#### [Problem description]
Check each line of the records below for the word "homes" and copy those where it appears.
• • • • •
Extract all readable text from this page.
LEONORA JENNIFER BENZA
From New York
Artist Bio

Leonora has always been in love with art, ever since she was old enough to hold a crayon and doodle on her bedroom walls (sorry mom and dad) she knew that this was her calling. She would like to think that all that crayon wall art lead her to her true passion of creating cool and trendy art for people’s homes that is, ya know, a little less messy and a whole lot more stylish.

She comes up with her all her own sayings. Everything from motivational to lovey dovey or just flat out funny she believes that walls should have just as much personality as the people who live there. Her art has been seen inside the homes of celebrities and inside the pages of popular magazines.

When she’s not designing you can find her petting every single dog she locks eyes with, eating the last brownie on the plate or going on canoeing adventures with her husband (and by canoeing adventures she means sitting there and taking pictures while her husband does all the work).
• • • • •
#### [Answer to the problem]
Leonora has always been in love with art, ever since she was old enough to hold a crayon and doodle on her bedroom walls (sorry mom and dad) she knew that this was her calling. She would like to think that all that crayon wall art lead her to her true passion of creating cool and trendy art for people’s homes that is, ya know, a little less messy and a whole lot more stylish.
She comes up with her all her own sayings. Everything from motivational to lovey dovey or just flat out funny she believes that walls should have just as much personality as the people who live there. Her art has been seen inside the homes of celebrities and inside the pages of popular magazines.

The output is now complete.